Постановка задачи: Повторите дословно часть рассуждения о русской поэзии, начиная со слов «Будь поэзия оторвана, обособлена» и заканчивая словами «его поддерживает наблюдение.».

Объяснение несложно.
Будь поэзия оторвана, обособлена от всех других отраслей творчества и культуры, она могла бы развиваться по своей собственной хронологии. Но связав себя с европейскими судьбами – и притом в самом «столичном», передовом их аспекте, – русские сознания должны были принять результаты европейской культуры, хотя бы сами и не участвовали в их подготовке… Это-то и случилось с нашей поэзией. Ей, действительно, не с чего было уставать. Но она дышит воздухом, в котором эта усталость разлита, – и не может уйти назад. Уйти назад – значило бы отстать в чем-то более существенном, нежели вопрос поэтики, изменить себе, закрыть глаза на содержание творчества. Утверждение это ничуть не голословно; его поддерживает наблюдение.
В нашей эмигрантской печати нет недостатка в крепких, звучных, квази-добротных стихах, явно претендующих на то, чтобы сойти за «блестящие». Внутренне – это неизменно самые мертвые стихи. О чем говорится в них? О благороднейших чувствах, о родине, о Боге, о бессмертии души – и о других прекрасных предметах поэтического размышления. Но возможность изготовления таких стихотворений десятками и сотнями очевидна: надо лишь набить руку. Зная поэтов лично, знаешь безошибочно и то, что наиболее «блестящи» – наиболее ограниченные из них. Громоподобные религиозные или патриотические поэмы сочиняются, как по несчастной случайности, самыми малоталантливыми людьми. Если видишь в журнале
Не успев использовать и половины своих внешних возможностей, русская поэзия оказалась застигнутой временем, когда возможности эти ничему реальному уже не соответствуют. Оттого-то наши даровитые поэты, как я уже заметил, скорей «дописывают», чем «пишут», ищут одного волшебно точного слова, дающего мгновенное озарение текста, идут на союз с прозой, бредят недостижимой простотой – и как будто стараются не думать, что же будет дальше.

Сохранённые записи:
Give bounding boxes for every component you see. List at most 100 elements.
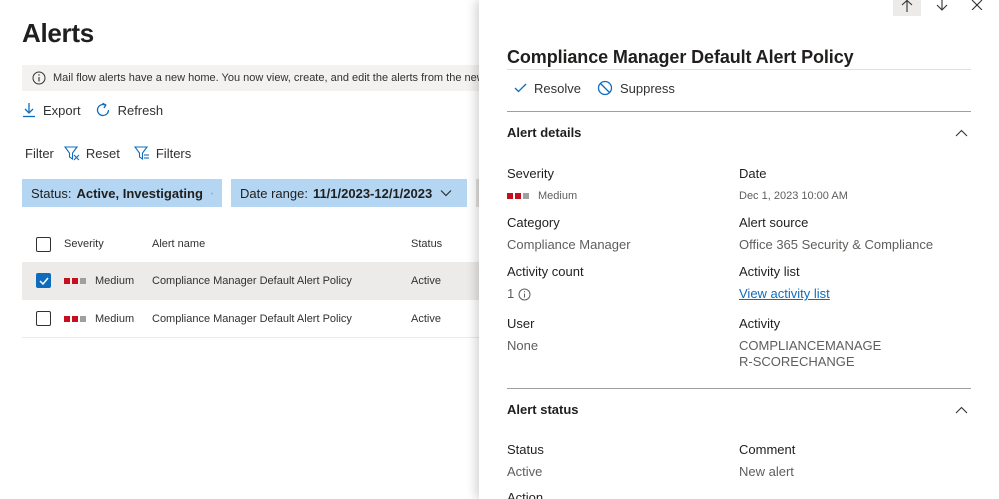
date-chip-label: Date range: [240,185,308,201]
status-chip-label: Status: [31,185,72,201]
suppress-label: Suppress [619,80,675,96]
alert-source-field-value: Office 365 Security & Compliance [739,237,934,252]
panel-actions: Resolve Suppress [514,80,691,96]
reset-filter-button[interactable]: Reset [63,145,120,161]
arrow-down-icon [936,0,948,11]
download-icon [23,103,35,118]
info-banner: Mail flow alerts have a new home. You no… [22,65,492,91]
filters-label: Filters [155,145,192,161]
alert-source-field: Alert source Office 365 Security & Compl… [739,215,969,253]
refresh-icon [96,102,109,117]
severity-field-value-wrap: Medium [507,188,737,204]
category-field: Category Compliance Manager [507,215,737,253]
refresh-label: Refresh [117,102,164,118]
alerts-page: Alerts Mail flow alerts have a new home.… [0,0,492,499]
status-filter-chip[interactable]: Status: Active, Investigating [22,179,222,207]
action-field: Action [507,490,737,499]
status-chip-value: Active, Investigating [76,185,203,201]
divider [507,111,971,112]
severity-indicator [507,193,531,199]
date-chip-value: 11/1/2023-12/1/2023 [312,185,433,201]
alert-details-heading: Alert details [507,125,582,140]
alert-details-section-header[interactable]: Alert details [507,125,971,140]
severity-cell: Medium [64,313,134,325]
alert-name-cell: Compliance Manager Default Alert Policy [152,274,352,287]
status-field: Status Active [507,442,737,480]
status-field-value: Active [507,464,543,479]
table-row[interactable]: Medium Compliance Manager Default Alert … [22,300,480,338]
export-label: Export [43,102,81,118]
filter-bar: Filter Reset Filters [25,145,205,161]
status-field-label: Status [507,442,544,457]
alert-status-heading: Alert status [507,402,579,417]
view-activity-list-link[interactable]: View activity list [739,286,830,301]
reset-label: Reset [85,145,120,161]
chevron-up-icon [955,406,968,413]
category-field-value: Compliance Manager [507,237,631,252]
activity-field-value: COMPLIANCEMANAGER-SCORECHANGE [739,338,882,369]
refresh-button[interactable]: Refresh [95,102,164,118]
command-bar: Export Refresh [22,102,177,118]
previous-alert-button[interactable] [893,0,921,16]
severity-cell: Medium [64,275,134,287]
resolve-button[interactable]: Resolve [514,81,581,96]
next-alert-button[interactable] [928,0,956,16]
severity-value: Medium [95,274,135,287]
close-panel-button[interactable] [963,0,991,16]
close-icon[interactable] [211,188,213,199]
severity-indicator [64,315,88,322]
severity-indicator [64,277,88,284]
select-all-checkbox[interactable] [36,236,51,252]
close-icon [971,0,983,10]
comment-field-label: Comment [739,442,796,457]
export-button[interactable]: Export [22,102,81,118]
info-icon [32,71,46,85]
date-range-filter-chip[interactable]: Date range: 11/1/2023-12/1/2023 [231,179,467,207]
activity-list-value-wrap: View activity list [739,286,969,302]
severity-field-label: Severity [507,166,554,181]
panel-title: Compliance Manager Default Alert Policy [507,47,854,67]
alert-source-field-label: Alert source [739,215,809,230]
row-checkbox[interactable] [36,311,51,326]
table-header: Severity Alert name Status [22,228,480,260]
row-checkbox[interactable] [36,273,51,288]
chevron-down-icon [440,190,452,197]
date-field-label: Date [739,166,767,181]
activity-count-field-label: Activity count [507,264,584,279]
panel-navigation [886,0,991,16]
comment-field-value: New alert [739,464,794,479]
severity-field-value: Medium [538,190,578,202]
divider [507,69,971,70]
table-row[interactable]: Medium Compliance Manager Default Alert … [22,262,480,300]
activity-list-field: Activity list View activity list [739,264,969,302]
date-field-value: Dec 1, 2023 10:00 AM [739,190,848,202]
chevron-up-icon [955,129,968,136]
alert-detail-panel: Compliance Manager Default Alert Policy … [479,0,999,499]
date-field: Date Dec 1, 2023 10:00 AM [739,166,969,204]
status-cell: Active [411,312,441,325]
divider [507,388,971,389]
filter-label: Filter [25,145,54,161]
suppress-button[interactable]: Suppress [597,80,675,96]
activity-list-field-label: Activity list [739,264,800,279]
checkmark-icon [514,83,527,93]
page-title: Alerts [22,18,94,48]
alert-name-column-header[interactable]: Alert name [152,238,205,250]
info-circle-icon[interactable] [518,288,531,301]
action-field-label: Action [507,490,544,499]
comment-field: Comment New alert [739,442,969,480]
activity-field: Activity COMPLIANCEMANAGER-SCORECHANGE [739,316,889,370]
user-field: User None [507,316,737,354]
filter-reset-icon [63,146,80,161]
user-field-value: None [507,338,539,353]
user-field-label: User [507,316,535,331]
severity-column-header[interactable]: Severity [64,238,104,250]
filter-icon [133,146,149,161]
alert-name-cell: Compliance Manager Default Alert Policy [152,312,352,325]
status-column-header[interactable]: Status [411,238,442,250]
alert-status-section-header[interactable]: Alert status [507,402,971,417]
checkmark-icon [38,277,49,285]
status-cell: Active [411,274,441,287]
filters-button[interactable]: Filters [133,145,192,161]
banner-text: Mail flow alerts have a new home. You no… [53,72,492,84]
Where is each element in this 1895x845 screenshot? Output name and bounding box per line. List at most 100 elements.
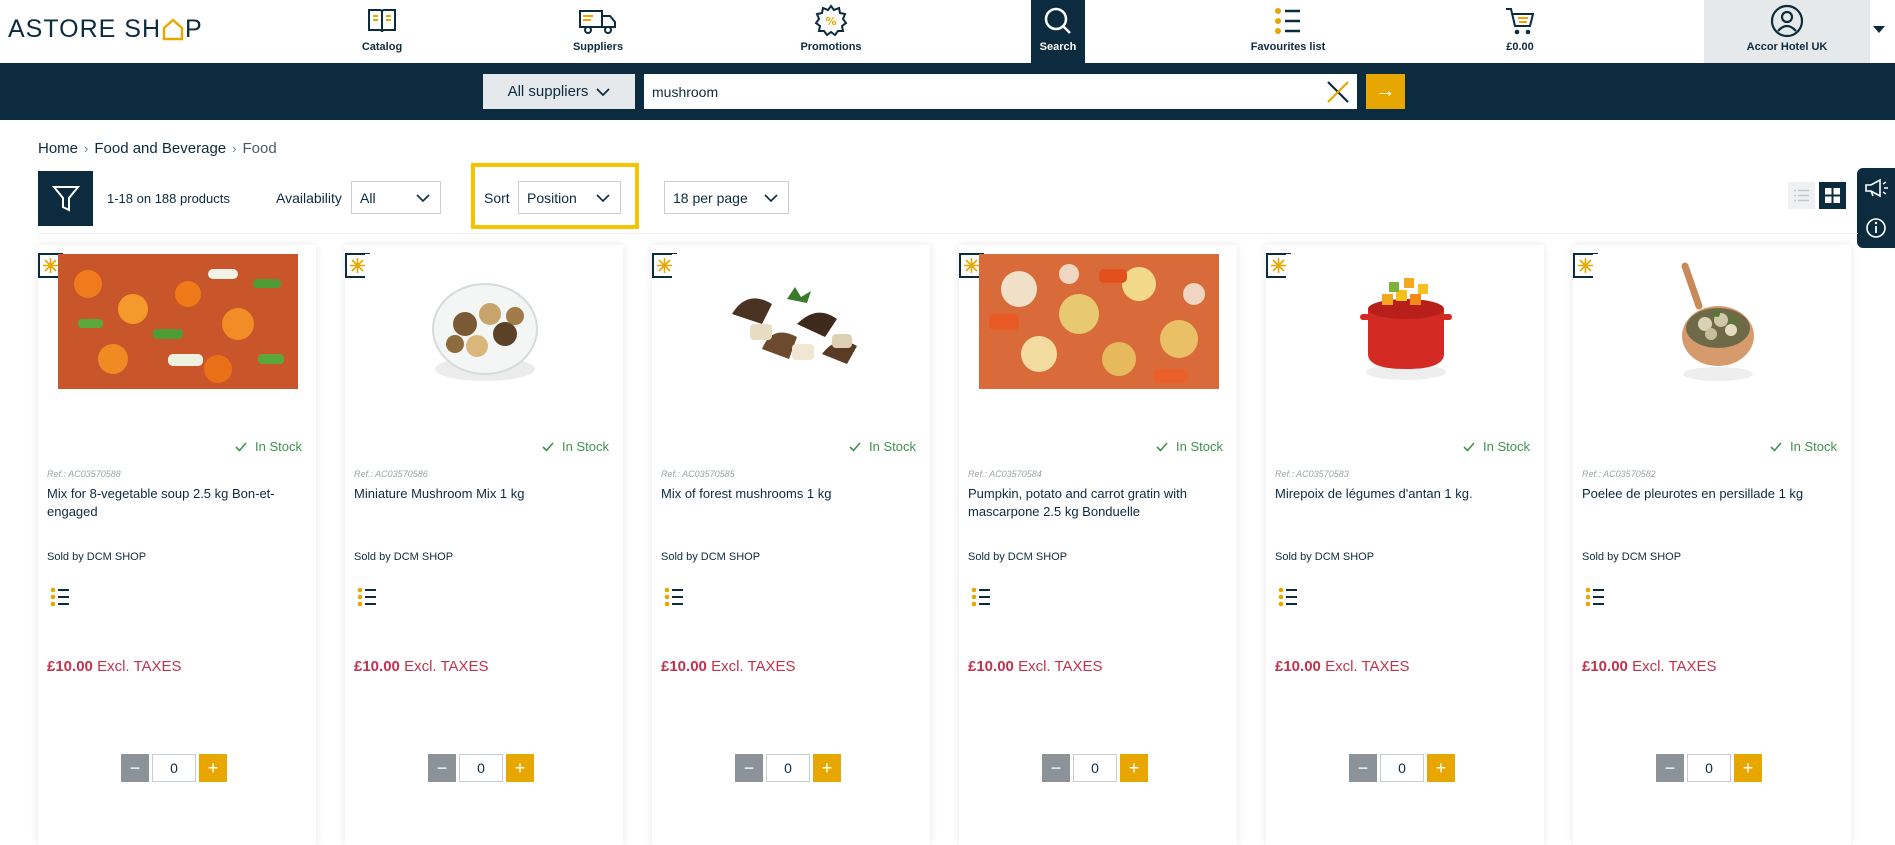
megaphone-icon[interactable] (1863, 178, 1889, 198)
account-caret-icon[interactable] (1873, 26, 1885, 33)
product-image[interactable] (672, 254, 912, 389)
product-card[interactable]: In Stock Ref.: AC03570583 Mirepoix de lé… (1266, 245, 1544, 845)
decrease-quantity-button[interactable]: − (121, 754, 149, 782)
increase-quantity-button[interactable]: + (1734, 754, 1762, 782)
sort-select[interactable]: Position (518, 181, 621, 214)
favourites-list-icon (1268, 4, 1308, 38)
product-name[interactable]: Pumpkin, potato and carrot gratin with m… (968, 485, 1228, 521)
checkmark-icon (849, 441, 861, 452)
product-name[interactable]: Mix for 8-vegetable soup 2.5 kg Bon-et-e… (47, 485, 307, 521)
checkmark-icon (1463, 441, 1475, 452)
product-price: £10.00 Excl. TAXES (968, 658, 1103, 675)
stock-status: In Stock (849, 439, 916, 454)
price-amount: £10.00 (661, 658, 707, 675)
checkmark-icon (1156, 441, 1168, 452)
quantity-input[interactable] (1687, 754, 1731, 782)
increase-quantity-button[interactable]: + (1120, 754, 1148, 782)
add-to-favourites-icon[interactable] (971, 587, 991, 607)
decrease-quantity-button[interactable]: − (1656, 754, 1684, 782)
seller-label: Sold by DCM SHOP (354, 551, 454, 563)
store-logo[interactable]: ASTORE SH P (8, 14, 203, 44)
add-to-favourites-icon[interactable] (1585, 587, 1605, 607)
quantity-input[interactable] (152, 754, 196, 782)
stock-label: In Stock (562, 439, 609, 454)
stock-status: In Stock (235, 439, 302, 454)
increase-quantity-button[interactable]: + (199, 754, 227, 782)
nav-promotions[interactable]: % Promotions (785, 0, 877, 63)
nav-search-label: Search (1039, 41, 1077, 53)
add-to-favourites-icon[interactable] (50, 587, 70, 607)
decrease-quantity-button[interactable]: − (428, 754, 456, 782)
nav-favourites-label: Favourites list (1250, 41, 1326, 53)
nav-catalog-label: Catalog (361, 41, 403, 53)
decrease-quantity-button[interactable]: − (1349, 754, 1377, 782)
chevron-down-icon (596, 87, 611, 96)
grid-view-button[interactable] (1819, 182, 1846, 209)
stock-status: In Stock (1463, 439, 1530, 454)
arrow-right-icon: → (1375, 80, 1396, 102)
sort-label: Sort (484, 190, 510, 206)
quantity-stepper: − + (121, 754, 227, 782)
product-price: £10.00 Excl. TAXES (1275, 658, 1410, 675)
search-icon (1038, 4, 1078, 38)
product-card[interactable]: In Stock Ref.: AC03570585 Mix of forest … (652, 245, 930, 845)
account-name: Accor Hotel UK (1746, 41, 1828, 53)
search-input[interactable] (644, 74, 1357, 109)
product-ref: Ref.: AC03570585 (661, 469, 735, 479)
account-menu[interactable]: Accor Hotel UK (1704, 0, 1870, 63)
stock-label: In Stock (1176, 439, 1223, 454)
nav-suppliers[interactable]: Suppliers (555, 0, 641, 63)
list-view-button[interactable] (1788, 182, 1815, 209)
product-name[interactable]: Mix of forest mushrooms 1 kg (661, 485, 921, 503)
clear-search-icon[interactable] (1326, 80, 1350, 104)
nav-catalog[interactable]: Catalog (339, 0, 425, 63)
add-to-favourites-icon[interactable] (1278, 587, 1298, 607)
top-navigation: ASTORE SH P Catalog Suppliers % Promotio… (0, 0, 1895, 63)
info-icon[interactable] (1865, 217, 1887, 239)
product-image[interactable] (979, 254, 1219, 389)
breadcrumb-home[interactable]: Home (38, 140, 78, 157)
product-ref: Ref.: AC03570586 (354, 469, 428, 479)
product-card[interactable]: In Stock Ref.: AC03570582 Poelee de pleu… (1573, 245, 1851, 845)
product-name[interactable]: Miniature Mushroom Mix 1 kg (354, 485, 614, 503)
availability-label: Availability (276, 190, 342, 206)
increase-quantity-button[interactable]: + (506, 754, 534, 782)
price-tax-note: Excl. TAXES (404, 658, 489, 675)
increase-quantity-button[interactable]: + (813, 754, 841, 782)
price-amount: £10.00 (47, 658, 93, 675)
nav-search[interactable]: Search (1031, 0, 1085, 63)
stock-status: In Stock (1156, 439, 1223, 454)
checkmark-icon (235, 441, 247, 452)
product-name[interactable]: Mirepoix de légumes d'antan 1 kg. (1275, 485, 1535, 503)
quantity-input[interactable] (1380, 754, 1424, 782)
nav-favourites[interactable]: Favourites list (1245, 0, 1331, 63)
sort-value: Position (527, 189, 577, 206)
search-submit-button[interactable]: → (1366, 74, 1405, 109)
product-image[interactable] (58, 254, 298, 389)
quantity-input[interactable] (1073, 754, 1117, 782)
product-card[interactable]: In Stock Ref.: AC03570588 Mix for 8-vege… (38, 245, 316, 845)
decrease-quantity-button[interactable]: − (1042, 754, 1070, 782)
breadcrumb-category[interactable]: Food and Beverage (94, 140, 226, 157)
nav-cart[interactable]: £0.00 (1495, 0, 1545, 63)
availability-select[interactable]: All (351, 181, 441, 214)
per-page-select[interactable]: 18 per page (664, 181, 789, 214)
product-name[interactable]: Poelee de pleurotes en persillade 1 kg (1582, 485, 1842, 503)
supplier-filter-button[interactable]: All suppliers (483, 74, 635, 109)
product-image[interactable] (1286, 254, 1526, 389)
product-image[interactable] (1593, 254, 1833, 389)
quantity-stepper: − + (735, 754, 841, 782)
grid-view-icon (1825, 188, 1840, 203)
quantity-input[interactable] (459, 754, 503, 782)
quantity-input[interactable] (766, 754, 810, 782)
decrease-quantity-button[interactable]: − (735, 754, 763, 782)
product-card[interactable]: In Stock Ref.: AC03570584 Pumpkin, potat… (959, 245, 1237, 845)
product-card[interactable]: In Stock Ref.: AC03570586 Miniature Mush… (345, 245, 623, 845)
filter-button[interactable] (38, 171, 93, 226)
add-to-favourites-icon[interactable] (664, 587, 684, 607)
price-amount: £10.00 (354, 658, 400, 675)
increase-quantity-button[interactable]: + (1427, 754, 1455, 782)
add-to-favourites-icon[interactable] (357, 587, 377, 607)
price-amount: £10.00 (1275, 658, 1321, 675)
product-image[interactable] (365, 254, 605, 389)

Ответ к заданию:
Будь поэзия оторвана, обособлена от всех других отраслей творчества и культуры, она могла бы развиваться по своей собственной хронологии. Но связав себя с европейскими судьбами – и притом в самом «столичном», передовом их аспекте, – русские сознания должны были принять результаты европейской культуры, хотя бы сами и не участвовали в их подготовке… Это-то и случилось с нашей поэзией. Ей, действительно, не с чего было уставать. Но она дышит воздухом, в котором эта усталость разлита, – и не может уйти назад. Уйти назад – значило бы отстать в чем-то более существенном, нежели вопрос поэтики, изменить себе, закрыть глаза на содержание творчества. Утверждение это ничуть не голословно; его поддерживает наблюдение.